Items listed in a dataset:
________________________

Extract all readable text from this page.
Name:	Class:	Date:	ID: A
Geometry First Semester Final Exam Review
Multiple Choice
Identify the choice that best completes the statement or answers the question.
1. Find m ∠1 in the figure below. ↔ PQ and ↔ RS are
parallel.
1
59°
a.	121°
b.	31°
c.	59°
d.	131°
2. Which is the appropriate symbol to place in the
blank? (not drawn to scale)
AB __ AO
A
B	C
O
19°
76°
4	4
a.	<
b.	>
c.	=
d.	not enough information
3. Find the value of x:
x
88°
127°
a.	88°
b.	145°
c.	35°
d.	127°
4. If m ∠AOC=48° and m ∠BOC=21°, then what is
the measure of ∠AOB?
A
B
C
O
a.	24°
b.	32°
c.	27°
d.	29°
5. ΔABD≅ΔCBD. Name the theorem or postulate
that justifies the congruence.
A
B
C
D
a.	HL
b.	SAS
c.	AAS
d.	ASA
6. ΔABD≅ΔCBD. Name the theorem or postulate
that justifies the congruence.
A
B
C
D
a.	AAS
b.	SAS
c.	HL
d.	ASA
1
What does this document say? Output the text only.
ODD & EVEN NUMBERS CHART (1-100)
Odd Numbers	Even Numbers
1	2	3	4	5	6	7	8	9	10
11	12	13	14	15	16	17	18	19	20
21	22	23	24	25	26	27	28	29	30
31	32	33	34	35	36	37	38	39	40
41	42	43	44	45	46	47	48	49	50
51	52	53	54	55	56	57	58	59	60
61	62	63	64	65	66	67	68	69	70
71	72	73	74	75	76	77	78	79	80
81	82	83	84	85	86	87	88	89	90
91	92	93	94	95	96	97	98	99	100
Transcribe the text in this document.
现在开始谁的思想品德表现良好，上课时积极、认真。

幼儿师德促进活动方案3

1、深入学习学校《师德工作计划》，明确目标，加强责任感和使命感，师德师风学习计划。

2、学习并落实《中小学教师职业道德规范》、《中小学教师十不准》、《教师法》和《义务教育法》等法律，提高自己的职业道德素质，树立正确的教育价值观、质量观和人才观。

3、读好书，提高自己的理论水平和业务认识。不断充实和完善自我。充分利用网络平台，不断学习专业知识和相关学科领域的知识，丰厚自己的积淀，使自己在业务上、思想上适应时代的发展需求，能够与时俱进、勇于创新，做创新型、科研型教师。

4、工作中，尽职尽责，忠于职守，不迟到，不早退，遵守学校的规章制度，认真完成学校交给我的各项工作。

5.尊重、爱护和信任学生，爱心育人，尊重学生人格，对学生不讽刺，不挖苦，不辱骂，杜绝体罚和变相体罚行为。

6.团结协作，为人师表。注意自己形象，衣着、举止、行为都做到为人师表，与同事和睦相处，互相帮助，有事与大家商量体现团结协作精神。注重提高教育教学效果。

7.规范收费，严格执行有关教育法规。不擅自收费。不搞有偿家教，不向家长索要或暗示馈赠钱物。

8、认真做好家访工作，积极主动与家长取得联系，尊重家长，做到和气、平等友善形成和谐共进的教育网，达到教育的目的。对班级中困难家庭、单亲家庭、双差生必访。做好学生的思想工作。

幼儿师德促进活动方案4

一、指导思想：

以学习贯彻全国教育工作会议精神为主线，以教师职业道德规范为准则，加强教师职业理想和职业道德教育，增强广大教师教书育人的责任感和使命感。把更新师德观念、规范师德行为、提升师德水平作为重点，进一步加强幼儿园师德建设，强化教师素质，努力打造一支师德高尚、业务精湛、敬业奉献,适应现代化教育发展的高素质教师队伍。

________________________

Objective - Repeat the records above exactly.

Solution for this exercise -
Extract all readable text from this page.
Name:	Class:	Date:	ID: A
Geometry First Semester Final Exam Review
Multiple Choice
Identify the choice that best completes the statement or answers the question.
1. Find m ∠1 in the figure below. ↔ PQ and ↔ RS are
parallel.
1
59°
a.	121°
b.	31°
c.	59°
d.	131°
2. Which is the appropriate symbol to place in the
blank? (not drawn to scale)
AB __ AO
A
B	C
O
19°
76°
4	4
a.	<
b.	>
c.	=
d.	not enough information
3. Find the value of x:
x
88°
127°
a.	88°
b.	145°
c.	35°
d.	127°
4. If m ∠AOC=48° and m ∠BOC=21°, then what is
the measure of ∠AOB?
A
B
C
O
a.	24°
b.	32°
c.	27°
d.	29°
5. ΔABD≅ΔCBD. Name the theorem or postulate
that justifies the congruence.
A
B
C
D
a.	HL
b.	SAS
c.	AAS
d.	ASA
6. ΔABD≅ΔCBD. Name the theorem or postulate
that justifies the congruence.
A
B
C
D
a.	AAS
b.	SAS
c.	HL
d.	ASA
1
What does this document say? Output the text only.
ODD & EVEN NUMBERS CHART (1-100)
Odd Numbers	Even Numbers
1	2	3	4	5	6	7	8	9	10
11	12	13	14	15	16	17	18	19	20
21	22	23	24	25	26	27	28	29	30
31	32	33	34	35	36	37	38	39	40
41	42	43	44	45	46	47	48	49	50
51	52	53	54	55	56	57	58	59	60
61	62	63	64	65	66	67	68	69	70
71	72	73	74	75	76	77	78	79	80
81	82	83	84	85	86	87	88	89	90
91	92	93	94	95	96	97	98	99	100
Transcribe the text in this document.
现在开始谁的思想品德表现良好，上课时积极、认真。

幼儿师德促进活动方案3

1、深入学习学校《师德工作计划》，明确目标，加强责任感和使命感，师德师风学习计划。

2、学习并落实《中小学教师职业道德规范》、《中小学教师十不准》、《教师法》和《义务教育法》等法律，提高自己的职业道德素质，树立正确的教育价值观、质量观和人才观。

3、读好书，提高自己的理论水平和业务认识。不断充实和完善自我。充分利用网络平台，不断学习专业知识和相关学科领域的知识，丰厚自己的积淀，使自己在业务上、思想上适应时代的发展需求，能够与时俱进、勇于创新，做创新型、科研型教师。

4、工作中，尽职尽责，忠于职守，不迟到，不早退，遵守学校的规章制度，认真完成学校交给我的各项工作。

5.尊重、爱护和信任学生，爱心育人，尊重学生人格，对学生不讽刺，不挖苦，不辱骂，杜绝体罚和变相体罚行为。

6.团结协作，为人师表。注意自己形象，衣着、举止、行为都做到为人师表，与同事和睦相处，互相帮助，有事与大家商量体现团结协作精神。注重提高教育教学效果。

7.规范收费，严格执行有关教育法规。不擅自收费。不搞有偿家教，不向家长索要或暗示馈赠钱物。

8、认真做好家访工作，积极主动与家长取得联系，尊重家长，做到和气、平等友善形成和谐共进的教育网，达到教育的目的。对班级中困难家庭、单亲家庭、双差生必访。做好学生的思想工作。

幼儿师德促进活动方案4

一、指导思想：

以学习贯彻全国教育工作会议精神为主线，以教师职业道德规范为准则，加强教师职业理想和职业道德教育，增强广大教师教书育人的责任感和使命感。把更新师德观念、规范师德行为、提升师德水平作为重点，进一步加强幼儿园师德建设，强化教师素质，努力打造一支师德高尚、业务精湛、敬业奉献,适应现代化教育发展的高素质教师队伍。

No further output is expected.